(SET TASK):
Transcribe the records in full, keeping every character as it is.

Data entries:
■ ■ ■ ■ ■ ■ ■
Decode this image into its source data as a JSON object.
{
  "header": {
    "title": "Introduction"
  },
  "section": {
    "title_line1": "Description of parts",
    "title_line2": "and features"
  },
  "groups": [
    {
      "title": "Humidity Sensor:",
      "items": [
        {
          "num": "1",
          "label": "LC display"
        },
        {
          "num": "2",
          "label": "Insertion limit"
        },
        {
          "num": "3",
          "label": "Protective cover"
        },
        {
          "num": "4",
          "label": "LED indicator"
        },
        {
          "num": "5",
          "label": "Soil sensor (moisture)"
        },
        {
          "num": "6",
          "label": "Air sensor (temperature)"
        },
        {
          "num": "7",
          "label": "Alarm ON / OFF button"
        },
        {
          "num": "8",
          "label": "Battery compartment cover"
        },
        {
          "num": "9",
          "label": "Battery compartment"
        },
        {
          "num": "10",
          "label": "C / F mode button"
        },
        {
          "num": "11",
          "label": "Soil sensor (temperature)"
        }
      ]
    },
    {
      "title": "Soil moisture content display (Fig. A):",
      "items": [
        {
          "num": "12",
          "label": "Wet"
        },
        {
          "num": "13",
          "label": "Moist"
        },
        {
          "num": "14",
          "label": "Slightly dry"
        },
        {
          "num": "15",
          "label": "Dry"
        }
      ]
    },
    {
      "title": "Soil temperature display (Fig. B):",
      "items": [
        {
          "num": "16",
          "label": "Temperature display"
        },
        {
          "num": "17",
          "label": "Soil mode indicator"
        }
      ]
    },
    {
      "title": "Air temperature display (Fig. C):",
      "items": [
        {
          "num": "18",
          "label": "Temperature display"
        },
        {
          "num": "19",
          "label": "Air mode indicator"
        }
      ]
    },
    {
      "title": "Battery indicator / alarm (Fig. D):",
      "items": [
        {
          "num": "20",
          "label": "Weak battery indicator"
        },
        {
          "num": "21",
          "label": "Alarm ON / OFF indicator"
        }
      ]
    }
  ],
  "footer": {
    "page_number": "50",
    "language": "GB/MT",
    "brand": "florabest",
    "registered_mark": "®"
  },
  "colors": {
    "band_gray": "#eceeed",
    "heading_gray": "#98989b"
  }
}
■ ■ ■ ■ ■ ■ ■
(TASK OUTPUT):
Decode this image into its source data as a JSON object.
{
  "header": {
    "title": "Introduction"
  },
  "section": {
    "title_line1": "Description of parts",
    "title_line2": "and features"
  },
  "groups": [
    {
      "title": "Humidity Sensor:",
      "items": [
        {
          "num": "1",
          "label": "LC display"
        },
        {
          "num": "2",
          "label": "Insertion limit"
        },
        {
          "num": "3",
          "label": "Protective cover"
        },
        {
          "num": "4",
          "label": "LED indicator"
        },
        {
          "num": "5",
          "label": "Soil sensor (moisture)"
        },
        {
          "num": "6",
          "label": "Air sensor (temperature)"
        },
        {
          "num": "7",
          "label": "Alarm ON / OFF button"
        },
        {
          "num": "8",
          "label": "Battery compartment cover"
        },
        {
          "num": "9",
          "label": "Battery compartment"
        },
        {
          "num": "10",
          "label": "C / F mode button"
        },
        {
          "num": "11",
          "label": "Soil sensor (temperature)"
        }
      ]
    },
    {
      "title": "Soil moisture content display (Fig. A):",
      "items": [
        {
          "num": "12",
          "label": "Wet"
        },
        {
          "num": "13",
          "label": "Moist"
        },
        {
          "num": "14",
          "label": "Slightly dry"
        },
        {
          "num": "15",
          "label": "Dry"
        }
      ]
    },
    {
      "title": "Soil temperature display (Fig. B):",
      "items": [
        {
          "num": "16",
          "label": "Temperature display"
        },
        {
          "num": "17",
          "label": "Soil mode indicator"
        }
      ]
    },
    {
      "title": "Air temperature display (Fig. C):",
      "items": [
        {
          "num": "18",
          "label": "Temperature display"
        },
        {
          "num": "19",
          "label": "Air mode indicator"
        }
      ]
    },
    {
      "title": "Battery indicator / alarm (Fig. D):",
      "items": [
        {
          "num": "20",
          "label": "Weak battery indicator"
        },
        {
          "num": "21",
          "label": "Alarm ON / OFF indicator"
        }
      ]
    }
  ],
  "footer": {
    "page_number": "50",
    "language": "GB/MT",
    "brand": "florabest",
    "registered_mark": "®"
  },
  "colors": {
    "band_gray": "#eceeed",
    "heading_gray": "#98989b"
  }
}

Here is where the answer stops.